» What you should do:
Extract the full set of records that follows, word for word.

* BEGIN Data entries *

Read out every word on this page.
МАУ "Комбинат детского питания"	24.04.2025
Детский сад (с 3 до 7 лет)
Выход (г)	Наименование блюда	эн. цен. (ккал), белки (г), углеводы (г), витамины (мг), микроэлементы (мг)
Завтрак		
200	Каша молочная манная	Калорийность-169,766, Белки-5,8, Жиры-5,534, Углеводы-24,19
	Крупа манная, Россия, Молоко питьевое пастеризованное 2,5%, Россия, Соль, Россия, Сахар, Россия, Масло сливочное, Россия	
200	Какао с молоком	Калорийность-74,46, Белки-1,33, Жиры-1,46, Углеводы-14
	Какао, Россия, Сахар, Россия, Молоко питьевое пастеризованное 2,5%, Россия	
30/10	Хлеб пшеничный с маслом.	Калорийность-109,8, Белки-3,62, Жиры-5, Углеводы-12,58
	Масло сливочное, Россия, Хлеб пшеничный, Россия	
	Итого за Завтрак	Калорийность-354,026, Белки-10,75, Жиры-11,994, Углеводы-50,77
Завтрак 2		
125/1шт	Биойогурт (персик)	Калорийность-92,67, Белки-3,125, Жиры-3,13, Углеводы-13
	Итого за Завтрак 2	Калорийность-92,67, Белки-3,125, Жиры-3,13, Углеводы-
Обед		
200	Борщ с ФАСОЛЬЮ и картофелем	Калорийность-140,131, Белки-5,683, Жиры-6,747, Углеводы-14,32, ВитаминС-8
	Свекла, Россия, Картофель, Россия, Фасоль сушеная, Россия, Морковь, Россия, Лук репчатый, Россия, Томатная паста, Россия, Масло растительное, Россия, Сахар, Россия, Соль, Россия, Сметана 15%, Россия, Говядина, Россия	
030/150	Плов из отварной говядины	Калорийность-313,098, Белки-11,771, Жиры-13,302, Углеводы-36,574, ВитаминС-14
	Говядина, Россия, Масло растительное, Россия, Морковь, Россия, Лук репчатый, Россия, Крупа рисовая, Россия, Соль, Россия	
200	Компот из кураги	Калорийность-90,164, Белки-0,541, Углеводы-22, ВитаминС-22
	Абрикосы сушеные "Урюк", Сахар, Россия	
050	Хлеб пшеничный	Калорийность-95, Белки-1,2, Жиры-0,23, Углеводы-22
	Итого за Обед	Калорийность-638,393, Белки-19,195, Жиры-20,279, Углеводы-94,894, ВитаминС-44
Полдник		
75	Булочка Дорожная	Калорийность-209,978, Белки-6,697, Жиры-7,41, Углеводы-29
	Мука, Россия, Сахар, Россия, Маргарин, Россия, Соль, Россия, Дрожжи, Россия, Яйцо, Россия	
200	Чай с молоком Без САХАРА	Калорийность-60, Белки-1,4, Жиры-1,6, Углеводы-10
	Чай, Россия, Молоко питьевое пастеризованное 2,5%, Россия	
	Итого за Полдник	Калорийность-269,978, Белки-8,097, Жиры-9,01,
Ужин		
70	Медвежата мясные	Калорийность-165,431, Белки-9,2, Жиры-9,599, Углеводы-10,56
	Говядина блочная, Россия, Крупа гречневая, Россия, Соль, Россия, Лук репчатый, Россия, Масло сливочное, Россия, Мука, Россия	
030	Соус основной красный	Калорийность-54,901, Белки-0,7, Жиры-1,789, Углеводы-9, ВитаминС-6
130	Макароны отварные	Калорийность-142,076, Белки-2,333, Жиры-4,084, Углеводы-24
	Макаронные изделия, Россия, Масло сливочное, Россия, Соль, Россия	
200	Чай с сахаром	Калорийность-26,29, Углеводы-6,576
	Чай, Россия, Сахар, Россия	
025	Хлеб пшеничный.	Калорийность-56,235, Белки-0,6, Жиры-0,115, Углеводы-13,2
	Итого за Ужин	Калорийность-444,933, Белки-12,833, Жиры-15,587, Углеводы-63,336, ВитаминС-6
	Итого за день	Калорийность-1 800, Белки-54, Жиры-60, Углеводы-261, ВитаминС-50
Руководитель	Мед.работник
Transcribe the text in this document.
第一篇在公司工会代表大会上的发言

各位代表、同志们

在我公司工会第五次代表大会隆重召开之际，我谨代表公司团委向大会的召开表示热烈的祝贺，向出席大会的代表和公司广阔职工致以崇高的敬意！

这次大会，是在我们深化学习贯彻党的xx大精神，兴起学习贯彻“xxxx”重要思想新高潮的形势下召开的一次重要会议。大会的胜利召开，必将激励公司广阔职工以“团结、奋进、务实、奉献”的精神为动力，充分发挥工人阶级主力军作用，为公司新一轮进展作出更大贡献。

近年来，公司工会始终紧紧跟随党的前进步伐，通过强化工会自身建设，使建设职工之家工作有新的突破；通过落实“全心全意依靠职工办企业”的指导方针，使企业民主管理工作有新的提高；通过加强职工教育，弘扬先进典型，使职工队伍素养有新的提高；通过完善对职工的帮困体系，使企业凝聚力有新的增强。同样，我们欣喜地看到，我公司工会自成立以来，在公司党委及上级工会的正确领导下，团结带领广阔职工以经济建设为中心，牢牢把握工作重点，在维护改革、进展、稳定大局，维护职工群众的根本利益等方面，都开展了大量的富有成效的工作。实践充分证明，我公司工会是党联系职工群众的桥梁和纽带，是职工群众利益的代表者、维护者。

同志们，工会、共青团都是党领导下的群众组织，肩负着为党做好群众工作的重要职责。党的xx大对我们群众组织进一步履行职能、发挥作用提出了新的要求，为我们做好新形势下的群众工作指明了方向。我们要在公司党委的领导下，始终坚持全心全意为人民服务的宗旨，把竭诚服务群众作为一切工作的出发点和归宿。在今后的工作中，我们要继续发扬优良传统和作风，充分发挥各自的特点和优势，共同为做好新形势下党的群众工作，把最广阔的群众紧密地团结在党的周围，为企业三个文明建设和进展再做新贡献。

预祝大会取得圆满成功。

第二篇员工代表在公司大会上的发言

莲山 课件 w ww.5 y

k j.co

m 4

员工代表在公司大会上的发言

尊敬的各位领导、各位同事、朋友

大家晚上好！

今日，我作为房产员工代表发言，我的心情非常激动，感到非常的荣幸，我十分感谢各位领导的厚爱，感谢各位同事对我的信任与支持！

* END Data entries *

» Exercise result:
Read out every word on this page.
МАУ "Комбинат детского питания"	24.04.2025
Детский сад (с 3 до 7 лет)
Выход (г)	Наименование блюда	эн. цен. (ккал), белки (г), углеводы (г), витамины (мг), микроэлементы (мг)
Завтрак		
200	Каша молочная манная	Калорийность-169,766, Белки-5,8, Жиры-5,534, Углеводы-24,19
	Крупа манная, Россия, Молоко питьевое пастеризованное 2,5%, Россия, Соль, Россия, Сахар, Россия, Масло сливочное, Россия	
200	Какао с молоком	Калорийность-74,46, Белки-1,33, Жиры-1,46, Углеводы-14
	Какао, Россия, Сахар, Россия, Молоко питьевое пастеризованное 2,5%, Россия	
30/10	Хлеб пшеничный с маслом.	Калорийность-109,8, Белки-3,62, Жиры-5, Углеводы-12,58
	Масло сливочное, Россия, Хлеб пшеничный, Россия	
	Итого за Завтрак	Калорийность-354,026, Белки-10,75, Жиры-11,994, Углеводы-50,77
Завтрак 2		
125/1шт	Биойогурт (персик)	Калорийность-92,67, Белки-3,125, Жиры-3,13, Углеводы-13
	Итого за Завтрак 2	Калорийность-92,67, Белки-3,125, Жиры-3,13, Углеводы-
Обед		
200	Борщ с ФАСОЛЬЮ и картофелем	Калорийность-140,131, Белки-5,683, Жиры-6,747, Углеводы-14,32, ВитаминС-8
	Свекла, Россия, Картофель, Россия, Фасоль сушеная, Россия, Морковь, Россия, Лук репчатый, Россия, Томатная паста, Россия, Масло растительное, Россия, Сахар, Россия, Соль, Россия, Сметана 15%, Россия, Говядина, Россия	
030/150	Плов из отварной говядины	Калорийность-313,098, Белки-11,771, Жиры-13,302, Углеводы-36,574, ВитаминС-14
	Говядина, Россия, Масло растительное, Россия, Морковь, Россия, Лук репчатый, Россия, Крупа рисовая, Россия, Соль, Россия	
200	Компот из кураги	Калорийность-90,164, Белки-0,541, Углеводы-22, ВитаминС-22
	Абрикосы сушеные "Урюк", Сахар, Россия	
050	Хлеб пшеничный	Калорийность-95, Белки-1,2, Жиры-0,23, Углеводы-22
	Итого за Обед	Калорийность-638,393, Белки-19,195, Жиры-20,279, Углеводы-94,894, ВитаминС-44
Полдник		
75	Булочка Дорожная	Калорийность-209,978, Белки-6,697, Жиры-7,41, Углеводы-29
	Мука, Россия, Сахар, Россия, Маргарин, Россия, Соль, Россия, Дрожжи, Россия, Яйцо, Россия	
200	Чай с молоком Без САХАРА	Калорийность-60, Белки-1,4, Жиры-1,6, Углеводы-10
	Чай, Россия, Молоко питьевое пастеризованное 2,5%, Россия	
	Итого за Полдник	Калорийность-269,978, Белки-8,097, Жиры-9,01,
Ужин		
70	Медвежата мясные	Калорийность-165,431, Белки-9,2, Жиры-9,599, Углеводы-10,56
	Говядина блочная, Россия, Крупа гречневая, Россия, Соль, Россия, Лук репчатый, Россия, Масло сливочное, Россия, Мука, Россия	
030	Соус основной красный	Калорийность-54,901, Белки-0,7, Жиры-1,789, Углеводы-9, ВитаминС-6
130	Макароны отварные	Калорийность-142,076, Белки-2,333, Жиры-4,084, Углеводы-24
	Макаронные изделия, Россия, Масло сливочное, Россия, Соль, Россия	
200	Чай с сахаром	Калорийность-26,29, Углеводы-6,576
	Чай, Россия, Сахар, Россия	
025	Хлеб пшеничный.	Калорийность-56,235, Белки-0,6, Жиры-0,115, Углеводы-13,2
	Итого за Ужин	Калорийность-444,933, Белки-12,833, Жиры-15,587, Углеводы-63,336, ВитаминС-6
	Итого за день	Калорийность-1 800, Белки-54, Жиры-60, Углеводы-261, ВитаминС-50
Руководитель	Мед.работник
Transcribe the text in this document.
第一篇在公司工会代表大会上的发言

各位代表、同志们

在我公司工会第五次代表大会隆重召开之际，我谨代表公司团委向大会的召开表示热烈的祝贺，向出席大会的代表和公司广阔职工致以崇高的敬意！

这次大会，是在我们深化学习贯彻党的xx大精神，兴起学习贯彻“xxxx”重要思想新高潮的形势下召开的一次重要会议。大会的胜利召开，必将激励公司广阔职工以“团结、奋进、务实、奉献”的精神为动力，充分发挥工人阶级主力军作用，为公司新一轮进展作出更大贡献。

近年来，公司工会始终紧紧跟随党的前进步伐，通过强化工会自身建设，使建设职工之家工作有新的突破；通过落实“全心全意依靠职工办企业”的指导方针，使企业民主管理工作有新的提高；通过加强职工教育，弘扬先进典型，使职工队伍素养有新的提高；通过完善对职工的帮困体系，使企业凝聚力有新的增强。同样，我们欣喜地看到，我公司工会自成立以来，在公司党委及上级工会的正确领导下，团结带领广阔职工以经济建设为中心，牢牢把握工作重点，在维护改革、进展、稳定大局，维护职工群众的根本利益等方面，都开展了大量的富有成效的工作。实践充分证明，我公司工会是党联系职工群众的桥梁和纽带，是职工群众利益的代表者、维护者。

同志们，工会、共青团都是党领导下的群众组织，肩负着为党做好群众工作的重要职责。党的xx大对我们群众组织进一步履行职能、发挥作用提出了新的要求，为我们做好新形势下的群众工作指明了方向。我们要在公司党委的领导下，始终坚持全心全意为人民服务的宗旨，把竭诚服务群众作为一切工作的出发点和归宿。在今后的工作中，我们要继续发扬优良传统和作风，充分发挥各自的特点和优势，共同为做好新形势下党的群众工作，把最广阔的群众紧密地团结在党的周围，为企业三个文明建设和进展再做新贡献。

预祝大会取得圆满成功。

第二篇员工代表在公司大会上的发言

莲山 课件 w ww.5 y

k j.co

m 4

员工代表在公司大会上的发言

尊敬的各位领导、各位同事、朋友

大家晚上好！

今日，我作为房产员工代表发言，我的心情非常激动，感到非常的荣幸，我十分感谢各位领导的厚爱，感谢各位同事对我的信任与支持！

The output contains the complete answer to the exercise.